• [THE RECORDS]:
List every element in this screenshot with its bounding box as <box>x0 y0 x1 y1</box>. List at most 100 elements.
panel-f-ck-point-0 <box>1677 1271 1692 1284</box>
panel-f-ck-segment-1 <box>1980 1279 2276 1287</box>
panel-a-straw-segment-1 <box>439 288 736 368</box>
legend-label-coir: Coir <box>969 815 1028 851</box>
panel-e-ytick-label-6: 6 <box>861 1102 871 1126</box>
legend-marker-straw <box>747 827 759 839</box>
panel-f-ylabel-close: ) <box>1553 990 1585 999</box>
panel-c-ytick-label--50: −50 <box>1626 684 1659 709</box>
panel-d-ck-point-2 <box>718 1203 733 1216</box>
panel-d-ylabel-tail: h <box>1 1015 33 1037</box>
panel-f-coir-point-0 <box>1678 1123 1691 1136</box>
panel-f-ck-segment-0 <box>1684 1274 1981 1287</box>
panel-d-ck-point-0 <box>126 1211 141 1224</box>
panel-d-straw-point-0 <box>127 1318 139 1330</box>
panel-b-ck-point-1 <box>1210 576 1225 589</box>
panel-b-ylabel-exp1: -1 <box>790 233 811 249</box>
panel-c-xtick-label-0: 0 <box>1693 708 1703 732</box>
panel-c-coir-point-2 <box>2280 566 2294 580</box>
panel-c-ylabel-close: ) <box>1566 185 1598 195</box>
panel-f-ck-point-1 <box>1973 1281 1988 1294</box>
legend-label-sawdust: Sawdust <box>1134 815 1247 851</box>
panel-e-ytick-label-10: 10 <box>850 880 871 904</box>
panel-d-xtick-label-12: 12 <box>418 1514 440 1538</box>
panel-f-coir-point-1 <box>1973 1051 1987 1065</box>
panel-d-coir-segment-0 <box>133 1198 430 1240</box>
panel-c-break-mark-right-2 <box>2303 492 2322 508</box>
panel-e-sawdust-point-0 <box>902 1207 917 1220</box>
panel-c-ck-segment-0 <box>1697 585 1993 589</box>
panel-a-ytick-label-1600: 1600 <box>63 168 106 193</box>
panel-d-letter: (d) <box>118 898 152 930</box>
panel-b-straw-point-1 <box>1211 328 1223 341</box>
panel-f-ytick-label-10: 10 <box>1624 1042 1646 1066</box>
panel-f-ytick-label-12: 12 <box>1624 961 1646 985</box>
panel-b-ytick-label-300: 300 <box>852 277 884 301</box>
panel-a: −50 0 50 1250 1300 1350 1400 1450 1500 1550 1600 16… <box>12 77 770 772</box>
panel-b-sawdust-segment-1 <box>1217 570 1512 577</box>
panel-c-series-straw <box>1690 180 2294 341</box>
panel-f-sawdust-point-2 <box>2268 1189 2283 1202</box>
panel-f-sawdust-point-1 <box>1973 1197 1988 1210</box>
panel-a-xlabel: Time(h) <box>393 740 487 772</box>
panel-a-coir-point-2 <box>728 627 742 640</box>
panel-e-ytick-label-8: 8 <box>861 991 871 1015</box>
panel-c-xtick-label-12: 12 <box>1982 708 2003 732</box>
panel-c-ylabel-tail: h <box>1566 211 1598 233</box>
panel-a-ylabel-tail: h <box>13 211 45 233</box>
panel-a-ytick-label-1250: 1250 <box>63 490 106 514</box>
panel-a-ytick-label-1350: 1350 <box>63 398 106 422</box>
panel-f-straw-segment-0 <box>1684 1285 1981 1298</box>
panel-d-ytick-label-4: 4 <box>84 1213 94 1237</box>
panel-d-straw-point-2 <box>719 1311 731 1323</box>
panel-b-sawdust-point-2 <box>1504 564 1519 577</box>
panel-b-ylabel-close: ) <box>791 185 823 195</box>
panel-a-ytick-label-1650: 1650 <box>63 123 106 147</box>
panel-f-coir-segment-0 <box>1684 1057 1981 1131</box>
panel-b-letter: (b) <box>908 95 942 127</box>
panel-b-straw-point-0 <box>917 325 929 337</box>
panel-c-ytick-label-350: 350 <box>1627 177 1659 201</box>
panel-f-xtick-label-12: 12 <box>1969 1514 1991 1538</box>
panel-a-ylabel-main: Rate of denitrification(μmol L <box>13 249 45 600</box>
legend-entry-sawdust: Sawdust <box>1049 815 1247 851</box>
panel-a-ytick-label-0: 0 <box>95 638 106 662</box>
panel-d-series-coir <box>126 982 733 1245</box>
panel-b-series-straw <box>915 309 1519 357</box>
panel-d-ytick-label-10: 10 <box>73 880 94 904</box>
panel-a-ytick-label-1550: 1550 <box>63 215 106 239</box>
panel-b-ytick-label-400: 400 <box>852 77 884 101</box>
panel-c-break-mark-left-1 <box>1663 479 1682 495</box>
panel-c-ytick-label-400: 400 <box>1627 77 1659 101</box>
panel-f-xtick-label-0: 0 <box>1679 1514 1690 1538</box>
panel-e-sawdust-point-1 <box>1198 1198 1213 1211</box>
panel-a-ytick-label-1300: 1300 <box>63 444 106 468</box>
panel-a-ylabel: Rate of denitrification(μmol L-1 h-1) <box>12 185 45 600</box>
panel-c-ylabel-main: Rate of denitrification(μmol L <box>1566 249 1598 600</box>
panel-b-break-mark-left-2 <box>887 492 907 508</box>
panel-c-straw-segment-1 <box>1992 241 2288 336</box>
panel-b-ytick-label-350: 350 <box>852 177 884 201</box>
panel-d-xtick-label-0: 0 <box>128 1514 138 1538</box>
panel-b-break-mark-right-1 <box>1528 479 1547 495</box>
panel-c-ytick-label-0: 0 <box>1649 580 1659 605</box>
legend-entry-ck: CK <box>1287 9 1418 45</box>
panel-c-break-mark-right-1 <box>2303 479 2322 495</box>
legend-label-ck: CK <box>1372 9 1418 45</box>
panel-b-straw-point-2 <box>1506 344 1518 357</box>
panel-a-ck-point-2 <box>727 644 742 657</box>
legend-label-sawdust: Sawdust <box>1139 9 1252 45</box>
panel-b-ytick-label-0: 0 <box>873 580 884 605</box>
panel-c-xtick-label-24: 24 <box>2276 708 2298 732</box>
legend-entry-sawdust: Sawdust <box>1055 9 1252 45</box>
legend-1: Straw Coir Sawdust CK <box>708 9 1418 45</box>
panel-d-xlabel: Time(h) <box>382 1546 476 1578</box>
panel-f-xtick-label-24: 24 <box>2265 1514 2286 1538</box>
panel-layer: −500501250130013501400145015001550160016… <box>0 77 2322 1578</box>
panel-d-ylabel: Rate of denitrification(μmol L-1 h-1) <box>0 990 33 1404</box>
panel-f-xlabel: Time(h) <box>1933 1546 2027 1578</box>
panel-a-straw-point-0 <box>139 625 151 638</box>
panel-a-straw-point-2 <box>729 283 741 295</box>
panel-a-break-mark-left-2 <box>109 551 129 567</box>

• [WHAT IS EXPECTED]:
Transcribe the records word for word, from their first line through the line that contains "legend-label-coir: Coir <box>969", including both of those lines.

• [THE COMPLETED TASK]:
List every element in this screenshot with its bounding box as <box>x0 y0 x1 y1</box>. List at most 100 elements.
panel-f-ck-point-0 <box>1677 1271 1692 1284</box>
panel-f-ck-segment-1 <box>1980 1279 2276 1287</box>
panel-a-straw-segment-1 <box>439 288 736 368</box>
legend-label-coir: Coir <box>969 815 1028 851</box>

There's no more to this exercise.